___ EXTRACTED ENTRIES ___

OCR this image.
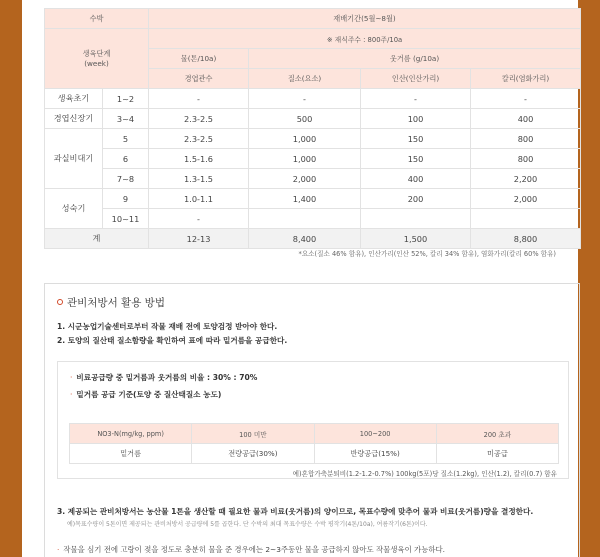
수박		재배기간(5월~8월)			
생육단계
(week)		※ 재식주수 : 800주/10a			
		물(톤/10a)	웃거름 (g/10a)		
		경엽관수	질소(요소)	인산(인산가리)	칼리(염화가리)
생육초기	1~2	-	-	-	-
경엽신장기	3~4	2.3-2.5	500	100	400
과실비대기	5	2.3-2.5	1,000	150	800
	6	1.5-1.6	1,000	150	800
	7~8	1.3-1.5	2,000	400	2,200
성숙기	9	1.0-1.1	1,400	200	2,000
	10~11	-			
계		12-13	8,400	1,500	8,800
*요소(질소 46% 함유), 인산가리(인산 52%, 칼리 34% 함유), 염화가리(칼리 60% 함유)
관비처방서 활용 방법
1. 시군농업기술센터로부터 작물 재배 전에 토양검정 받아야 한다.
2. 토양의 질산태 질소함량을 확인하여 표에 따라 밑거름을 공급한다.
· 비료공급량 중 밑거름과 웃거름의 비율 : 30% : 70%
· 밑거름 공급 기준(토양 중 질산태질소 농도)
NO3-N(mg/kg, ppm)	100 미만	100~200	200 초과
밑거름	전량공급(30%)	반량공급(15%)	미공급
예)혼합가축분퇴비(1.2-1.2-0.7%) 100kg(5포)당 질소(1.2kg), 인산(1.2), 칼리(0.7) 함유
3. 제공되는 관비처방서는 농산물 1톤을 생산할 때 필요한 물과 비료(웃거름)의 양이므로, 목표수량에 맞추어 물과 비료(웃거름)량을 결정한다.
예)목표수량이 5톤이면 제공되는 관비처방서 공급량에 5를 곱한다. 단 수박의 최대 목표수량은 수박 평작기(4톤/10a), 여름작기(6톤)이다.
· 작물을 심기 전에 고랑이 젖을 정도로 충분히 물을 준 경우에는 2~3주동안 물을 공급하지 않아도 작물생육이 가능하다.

___
___ EXTRACTED ENTRIES ___

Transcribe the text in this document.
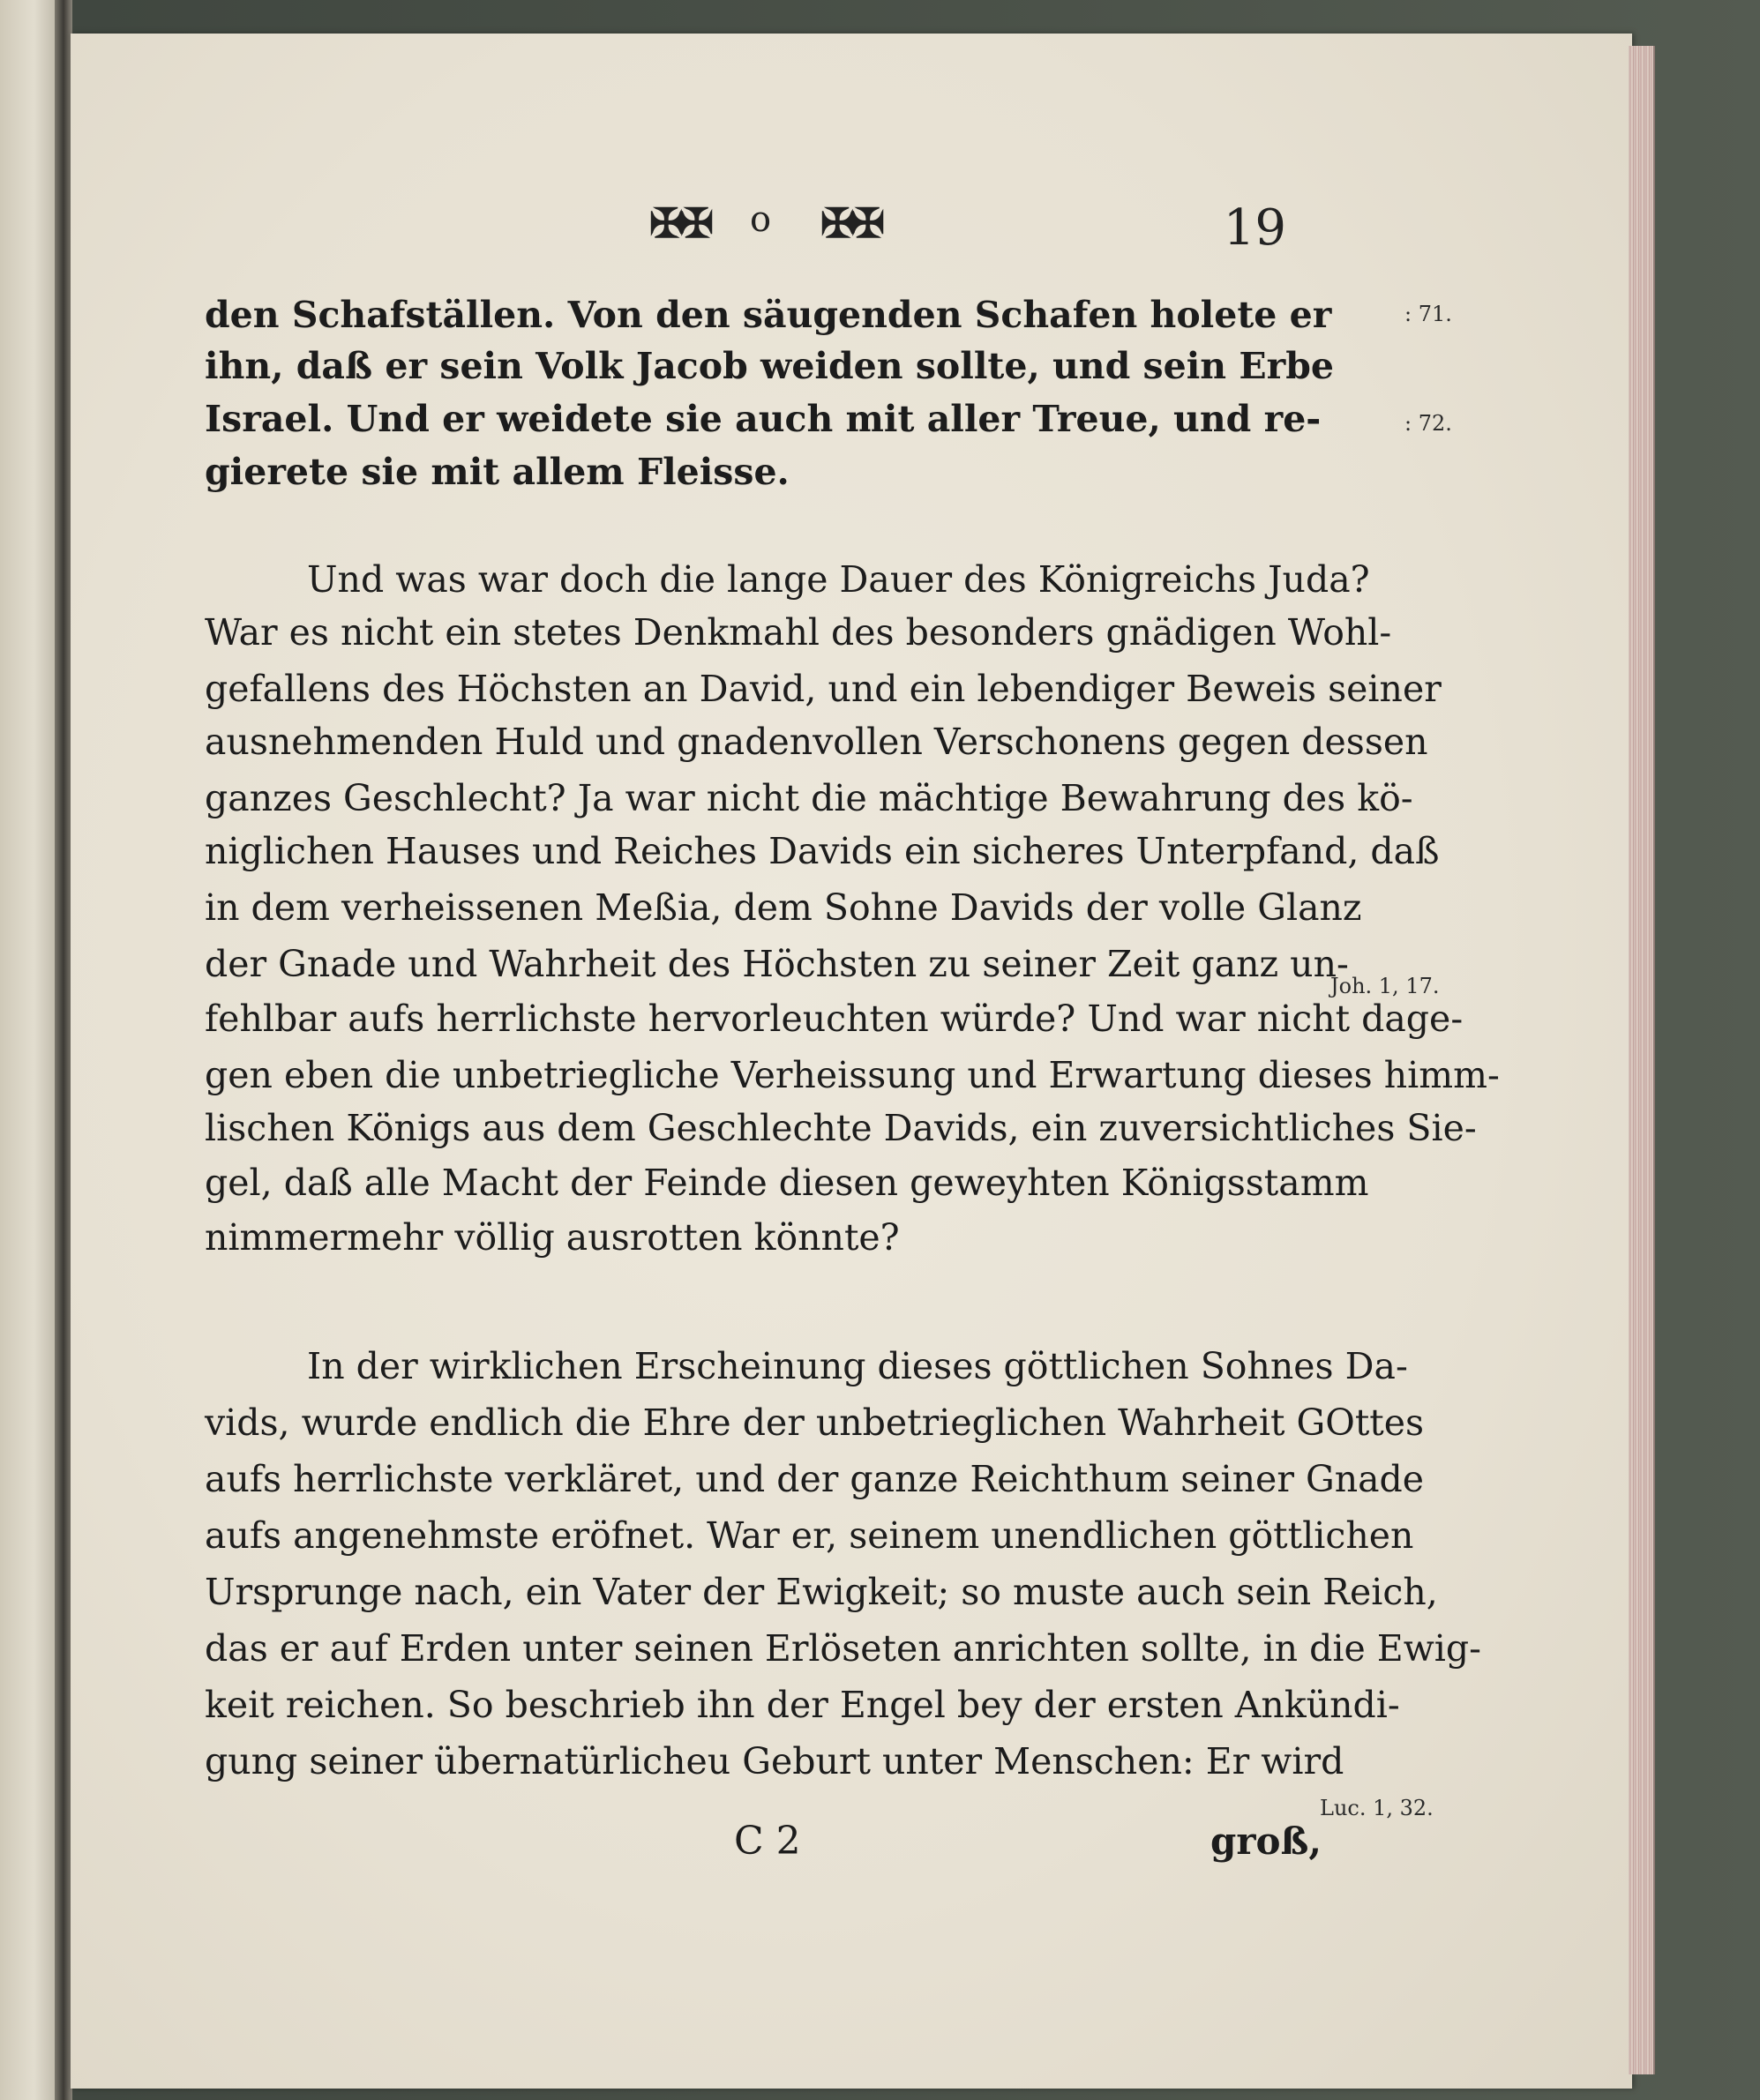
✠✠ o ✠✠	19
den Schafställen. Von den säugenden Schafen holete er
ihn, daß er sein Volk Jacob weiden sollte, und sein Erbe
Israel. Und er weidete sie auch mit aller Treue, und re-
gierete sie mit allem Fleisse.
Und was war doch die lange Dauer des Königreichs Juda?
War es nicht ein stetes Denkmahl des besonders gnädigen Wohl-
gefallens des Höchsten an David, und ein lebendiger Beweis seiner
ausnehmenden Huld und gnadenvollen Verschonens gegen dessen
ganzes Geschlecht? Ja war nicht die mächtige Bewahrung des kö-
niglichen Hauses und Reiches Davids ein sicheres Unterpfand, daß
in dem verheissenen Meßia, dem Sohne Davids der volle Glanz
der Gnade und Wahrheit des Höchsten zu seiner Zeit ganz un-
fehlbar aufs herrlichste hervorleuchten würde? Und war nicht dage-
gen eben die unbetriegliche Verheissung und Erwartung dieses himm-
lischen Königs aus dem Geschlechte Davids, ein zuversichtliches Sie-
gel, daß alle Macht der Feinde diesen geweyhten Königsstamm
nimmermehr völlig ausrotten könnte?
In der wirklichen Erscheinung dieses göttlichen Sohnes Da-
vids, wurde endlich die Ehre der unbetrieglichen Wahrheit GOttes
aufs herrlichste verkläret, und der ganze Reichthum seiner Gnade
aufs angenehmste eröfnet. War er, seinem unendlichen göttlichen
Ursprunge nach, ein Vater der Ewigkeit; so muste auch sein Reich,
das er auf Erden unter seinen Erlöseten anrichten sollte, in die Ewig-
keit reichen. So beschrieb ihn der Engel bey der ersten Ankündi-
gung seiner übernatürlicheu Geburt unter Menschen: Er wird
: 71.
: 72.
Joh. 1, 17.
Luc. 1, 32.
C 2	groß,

___

Select the lines from the entries that include the word "Höchsten".

gefallens des Höchsten an David, und ein lebendiger Beweis seiner
der Gnade und Wahrheit des Höchsten zu seiner Zeit ganz un-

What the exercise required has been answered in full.